# Task material

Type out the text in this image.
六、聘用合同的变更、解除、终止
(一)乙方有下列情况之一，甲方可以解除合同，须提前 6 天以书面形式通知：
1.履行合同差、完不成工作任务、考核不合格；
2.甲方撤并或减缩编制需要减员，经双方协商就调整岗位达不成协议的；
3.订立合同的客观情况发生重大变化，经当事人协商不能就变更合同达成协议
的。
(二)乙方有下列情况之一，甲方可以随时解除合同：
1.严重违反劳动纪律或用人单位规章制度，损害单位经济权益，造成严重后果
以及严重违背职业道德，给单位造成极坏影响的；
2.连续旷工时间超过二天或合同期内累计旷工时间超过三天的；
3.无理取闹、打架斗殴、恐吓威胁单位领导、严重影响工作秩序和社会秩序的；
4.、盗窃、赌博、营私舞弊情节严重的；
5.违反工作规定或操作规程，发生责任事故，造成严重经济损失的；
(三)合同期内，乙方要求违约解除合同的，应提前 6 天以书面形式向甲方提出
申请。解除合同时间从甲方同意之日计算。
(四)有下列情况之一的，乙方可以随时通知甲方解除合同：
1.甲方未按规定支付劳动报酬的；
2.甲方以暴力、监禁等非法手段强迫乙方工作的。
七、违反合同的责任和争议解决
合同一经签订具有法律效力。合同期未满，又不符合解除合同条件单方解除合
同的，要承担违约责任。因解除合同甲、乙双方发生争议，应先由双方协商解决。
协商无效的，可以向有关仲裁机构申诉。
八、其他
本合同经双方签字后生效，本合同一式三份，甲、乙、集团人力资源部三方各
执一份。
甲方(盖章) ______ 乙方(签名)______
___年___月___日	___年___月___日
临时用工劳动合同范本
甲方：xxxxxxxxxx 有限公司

...

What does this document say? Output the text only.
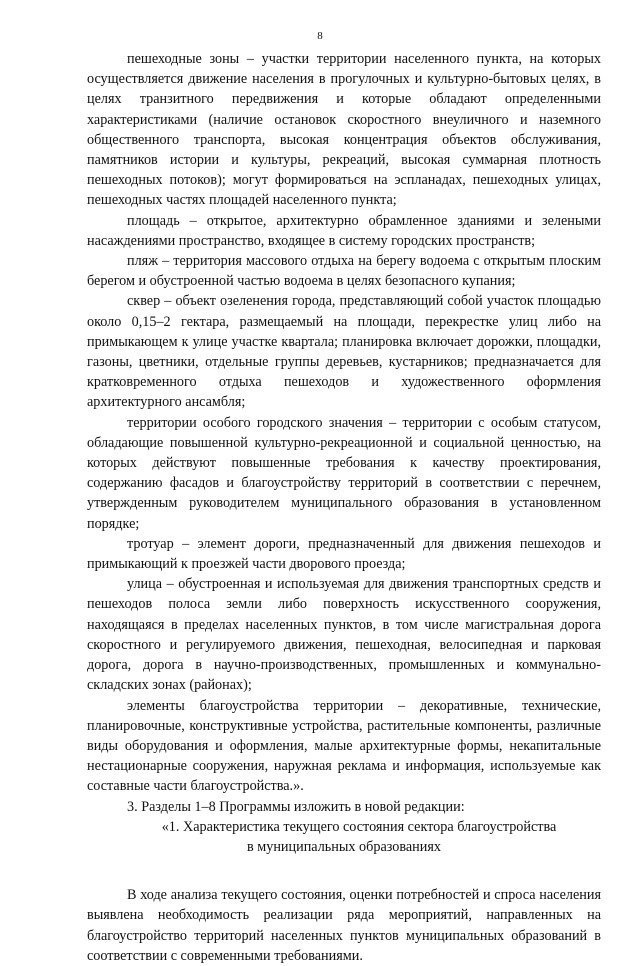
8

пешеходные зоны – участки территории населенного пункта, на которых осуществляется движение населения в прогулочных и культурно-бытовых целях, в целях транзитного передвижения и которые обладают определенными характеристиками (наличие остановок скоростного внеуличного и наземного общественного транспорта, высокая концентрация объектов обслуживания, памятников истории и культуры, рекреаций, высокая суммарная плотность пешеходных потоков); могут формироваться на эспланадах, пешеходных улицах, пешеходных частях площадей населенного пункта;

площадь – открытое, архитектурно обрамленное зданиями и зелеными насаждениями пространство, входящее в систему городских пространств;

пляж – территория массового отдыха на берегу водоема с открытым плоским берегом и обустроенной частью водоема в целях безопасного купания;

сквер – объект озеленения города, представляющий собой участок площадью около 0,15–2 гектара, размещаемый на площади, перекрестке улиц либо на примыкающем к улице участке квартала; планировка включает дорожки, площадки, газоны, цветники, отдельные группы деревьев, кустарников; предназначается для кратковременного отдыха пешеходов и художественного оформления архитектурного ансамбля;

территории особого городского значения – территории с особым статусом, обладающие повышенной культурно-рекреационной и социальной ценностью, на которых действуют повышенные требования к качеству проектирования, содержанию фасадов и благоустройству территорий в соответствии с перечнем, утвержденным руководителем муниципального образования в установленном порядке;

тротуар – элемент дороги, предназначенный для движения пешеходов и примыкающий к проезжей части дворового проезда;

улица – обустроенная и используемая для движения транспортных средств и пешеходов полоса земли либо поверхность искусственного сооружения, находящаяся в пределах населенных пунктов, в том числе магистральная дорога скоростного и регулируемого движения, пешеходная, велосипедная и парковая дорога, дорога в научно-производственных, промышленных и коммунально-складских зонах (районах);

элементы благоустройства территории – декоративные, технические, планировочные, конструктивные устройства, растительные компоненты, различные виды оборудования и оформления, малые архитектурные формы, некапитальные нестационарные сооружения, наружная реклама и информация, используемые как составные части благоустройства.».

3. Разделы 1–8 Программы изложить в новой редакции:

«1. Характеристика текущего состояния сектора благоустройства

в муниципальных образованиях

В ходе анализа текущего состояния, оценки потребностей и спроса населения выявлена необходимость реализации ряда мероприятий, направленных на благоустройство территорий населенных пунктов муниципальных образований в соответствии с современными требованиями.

--

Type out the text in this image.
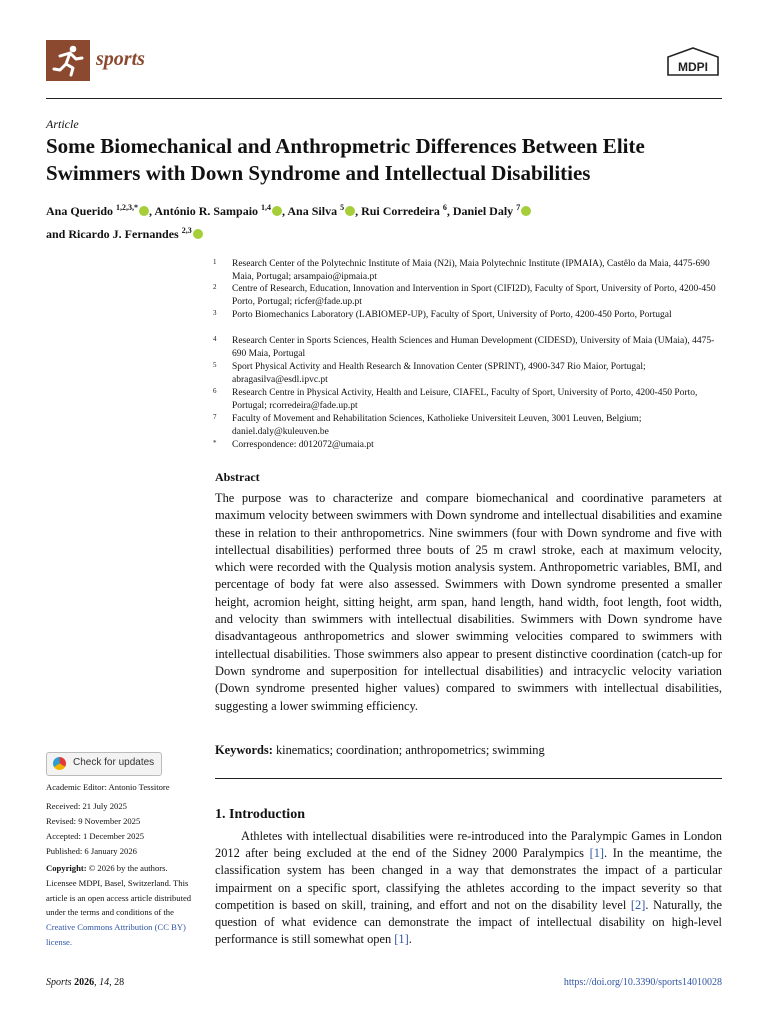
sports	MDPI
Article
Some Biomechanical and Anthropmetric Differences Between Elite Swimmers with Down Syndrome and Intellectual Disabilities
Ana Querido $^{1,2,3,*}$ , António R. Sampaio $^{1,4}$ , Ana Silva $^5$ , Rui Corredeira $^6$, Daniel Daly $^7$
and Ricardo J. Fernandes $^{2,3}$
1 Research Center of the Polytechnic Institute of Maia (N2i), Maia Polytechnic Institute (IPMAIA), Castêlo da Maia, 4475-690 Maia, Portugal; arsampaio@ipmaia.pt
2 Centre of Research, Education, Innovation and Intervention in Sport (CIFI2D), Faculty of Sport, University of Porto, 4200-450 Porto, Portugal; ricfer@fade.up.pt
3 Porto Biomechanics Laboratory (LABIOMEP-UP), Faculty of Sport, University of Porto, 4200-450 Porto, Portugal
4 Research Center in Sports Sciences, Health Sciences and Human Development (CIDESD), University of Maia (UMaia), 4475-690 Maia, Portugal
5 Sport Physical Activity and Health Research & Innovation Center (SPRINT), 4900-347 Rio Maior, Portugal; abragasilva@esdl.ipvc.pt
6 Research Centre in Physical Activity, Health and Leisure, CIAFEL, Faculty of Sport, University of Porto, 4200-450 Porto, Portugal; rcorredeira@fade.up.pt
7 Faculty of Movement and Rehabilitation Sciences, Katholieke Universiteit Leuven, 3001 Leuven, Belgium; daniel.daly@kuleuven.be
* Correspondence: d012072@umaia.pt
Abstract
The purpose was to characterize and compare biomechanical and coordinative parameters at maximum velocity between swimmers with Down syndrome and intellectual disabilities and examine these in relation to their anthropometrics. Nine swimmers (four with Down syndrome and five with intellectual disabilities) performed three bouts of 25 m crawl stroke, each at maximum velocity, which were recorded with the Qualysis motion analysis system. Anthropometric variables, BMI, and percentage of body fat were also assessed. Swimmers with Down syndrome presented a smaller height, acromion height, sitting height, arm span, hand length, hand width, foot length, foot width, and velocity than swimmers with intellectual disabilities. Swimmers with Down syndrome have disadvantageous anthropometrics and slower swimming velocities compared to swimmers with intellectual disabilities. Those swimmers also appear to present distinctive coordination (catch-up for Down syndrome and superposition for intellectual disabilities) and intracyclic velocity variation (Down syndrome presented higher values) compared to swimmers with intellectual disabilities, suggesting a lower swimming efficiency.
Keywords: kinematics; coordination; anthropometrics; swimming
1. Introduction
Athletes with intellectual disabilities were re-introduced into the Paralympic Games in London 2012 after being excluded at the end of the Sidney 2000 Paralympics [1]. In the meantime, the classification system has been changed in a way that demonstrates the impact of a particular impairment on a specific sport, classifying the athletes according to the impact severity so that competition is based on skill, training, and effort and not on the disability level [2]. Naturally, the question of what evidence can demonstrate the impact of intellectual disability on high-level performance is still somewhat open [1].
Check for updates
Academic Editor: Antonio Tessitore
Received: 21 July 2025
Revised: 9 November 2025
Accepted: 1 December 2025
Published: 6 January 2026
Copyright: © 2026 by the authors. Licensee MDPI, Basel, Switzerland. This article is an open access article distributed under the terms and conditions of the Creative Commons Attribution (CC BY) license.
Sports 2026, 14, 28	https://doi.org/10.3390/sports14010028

# Written task
Give the count of lines holding the word "Activity" and nothing more.

# Complete answer
2